### Input rows
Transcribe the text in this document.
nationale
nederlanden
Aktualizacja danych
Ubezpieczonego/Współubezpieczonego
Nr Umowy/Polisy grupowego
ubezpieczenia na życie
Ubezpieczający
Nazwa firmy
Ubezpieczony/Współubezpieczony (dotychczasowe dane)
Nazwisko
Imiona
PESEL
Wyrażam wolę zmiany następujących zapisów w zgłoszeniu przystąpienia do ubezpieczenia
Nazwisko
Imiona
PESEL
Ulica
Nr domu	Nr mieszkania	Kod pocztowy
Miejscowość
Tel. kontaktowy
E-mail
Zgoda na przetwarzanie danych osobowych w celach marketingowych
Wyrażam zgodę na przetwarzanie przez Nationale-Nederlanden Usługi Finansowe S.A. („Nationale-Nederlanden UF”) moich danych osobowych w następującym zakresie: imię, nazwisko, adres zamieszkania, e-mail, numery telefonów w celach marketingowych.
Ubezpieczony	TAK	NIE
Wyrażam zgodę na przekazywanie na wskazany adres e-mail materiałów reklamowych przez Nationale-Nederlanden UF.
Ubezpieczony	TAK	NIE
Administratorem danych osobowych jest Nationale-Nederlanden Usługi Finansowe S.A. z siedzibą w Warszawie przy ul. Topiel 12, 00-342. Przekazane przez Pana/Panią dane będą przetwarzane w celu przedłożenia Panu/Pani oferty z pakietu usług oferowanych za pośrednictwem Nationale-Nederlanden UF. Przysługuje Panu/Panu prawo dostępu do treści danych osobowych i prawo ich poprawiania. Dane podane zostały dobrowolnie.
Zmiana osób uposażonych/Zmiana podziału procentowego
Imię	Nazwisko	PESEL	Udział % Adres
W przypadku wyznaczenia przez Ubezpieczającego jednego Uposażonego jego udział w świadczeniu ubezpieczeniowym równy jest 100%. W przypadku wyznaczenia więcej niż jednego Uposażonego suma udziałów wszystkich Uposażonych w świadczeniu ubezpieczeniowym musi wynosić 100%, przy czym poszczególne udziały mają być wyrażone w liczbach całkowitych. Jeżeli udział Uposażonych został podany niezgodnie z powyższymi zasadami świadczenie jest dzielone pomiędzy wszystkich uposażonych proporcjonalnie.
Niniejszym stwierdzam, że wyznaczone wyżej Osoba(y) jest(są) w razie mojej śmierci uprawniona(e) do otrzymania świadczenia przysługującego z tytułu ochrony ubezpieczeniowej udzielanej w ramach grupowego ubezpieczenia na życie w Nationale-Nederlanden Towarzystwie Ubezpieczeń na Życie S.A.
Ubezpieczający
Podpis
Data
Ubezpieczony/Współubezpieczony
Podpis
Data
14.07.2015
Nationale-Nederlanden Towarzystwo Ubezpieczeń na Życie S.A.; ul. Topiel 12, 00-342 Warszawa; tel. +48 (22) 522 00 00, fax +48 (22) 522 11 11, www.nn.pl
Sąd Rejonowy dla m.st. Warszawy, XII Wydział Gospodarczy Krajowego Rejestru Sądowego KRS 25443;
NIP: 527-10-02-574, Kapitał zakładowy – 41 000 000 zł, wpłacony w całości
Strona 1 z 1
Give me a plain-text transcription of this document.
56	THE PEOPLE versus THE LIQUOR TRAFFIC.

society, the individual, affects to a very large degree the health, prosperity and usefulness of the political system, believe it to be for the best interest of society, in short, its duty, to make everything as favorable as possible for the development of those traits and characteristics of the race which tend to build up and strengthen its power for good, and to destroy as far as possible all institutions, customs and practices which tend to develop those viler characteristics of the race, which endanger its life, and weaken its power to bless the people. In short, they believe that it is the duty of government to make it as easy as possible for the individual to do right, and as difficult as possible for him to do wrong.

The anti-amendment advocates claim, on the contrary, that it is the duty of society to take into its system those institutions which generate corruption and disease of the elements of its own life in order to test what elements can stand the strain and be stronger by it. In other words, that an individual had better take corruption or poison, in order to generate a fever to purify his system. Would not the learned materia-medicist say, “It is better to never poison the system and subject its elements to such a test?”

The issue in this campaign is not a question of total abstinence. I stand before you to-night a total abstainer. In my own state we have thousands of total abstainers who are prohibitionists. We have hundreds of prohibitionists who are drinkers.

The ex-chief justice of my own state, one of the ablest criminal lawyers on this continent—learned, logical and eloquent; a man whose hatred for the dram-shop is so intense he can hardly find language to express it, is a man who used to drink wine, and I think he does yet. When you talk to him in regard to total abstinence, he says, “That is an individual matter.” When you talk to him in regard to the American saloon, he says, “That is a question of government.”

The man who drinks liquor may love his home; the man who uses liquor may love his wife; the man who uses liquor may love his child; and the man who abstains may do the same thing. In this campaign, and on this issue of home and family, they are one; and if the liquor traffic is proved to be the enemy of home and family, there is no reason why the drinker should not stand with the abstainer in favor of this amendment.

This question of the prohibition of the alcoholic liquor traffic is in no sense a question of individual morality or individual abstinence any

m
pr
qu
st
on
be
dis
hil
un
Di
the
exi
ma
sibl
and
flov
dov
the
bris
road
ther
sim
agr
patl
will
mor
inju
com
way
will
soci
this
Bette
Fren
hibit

### Requirement
Copy out every line where the word "Usługi" occurs.

### Finished answer
Wyrażam zgodę na przetwarzanie przez Nationale-Nederlanden Usługi Finansowe S.A. („Nationale-Nederlanden UF”) moich danych osobowych w następującym zakresie: imię, nazwisko, adres zamieszkania, e-mail, numery telefonów w celach marketingowych.
Administratorem danych osobowych jest Nationale-Nederlanden Usługi Finansowe S.A. z siedzibą w Warszawie przy ul. Topiel 12, 00-342. Przekazane przez Pana/Panią dane będą przetwarzane w celu przedłożenia Panu/Pani oferty z pakietu usług oferowanych za pośrednictwem Nationale-Nederlanden UF. Przysługuje Panu/Panu prawo dostępu do treści danych osobowych i prawo ich poprawiania. Dane podane zostały dobrowolnie.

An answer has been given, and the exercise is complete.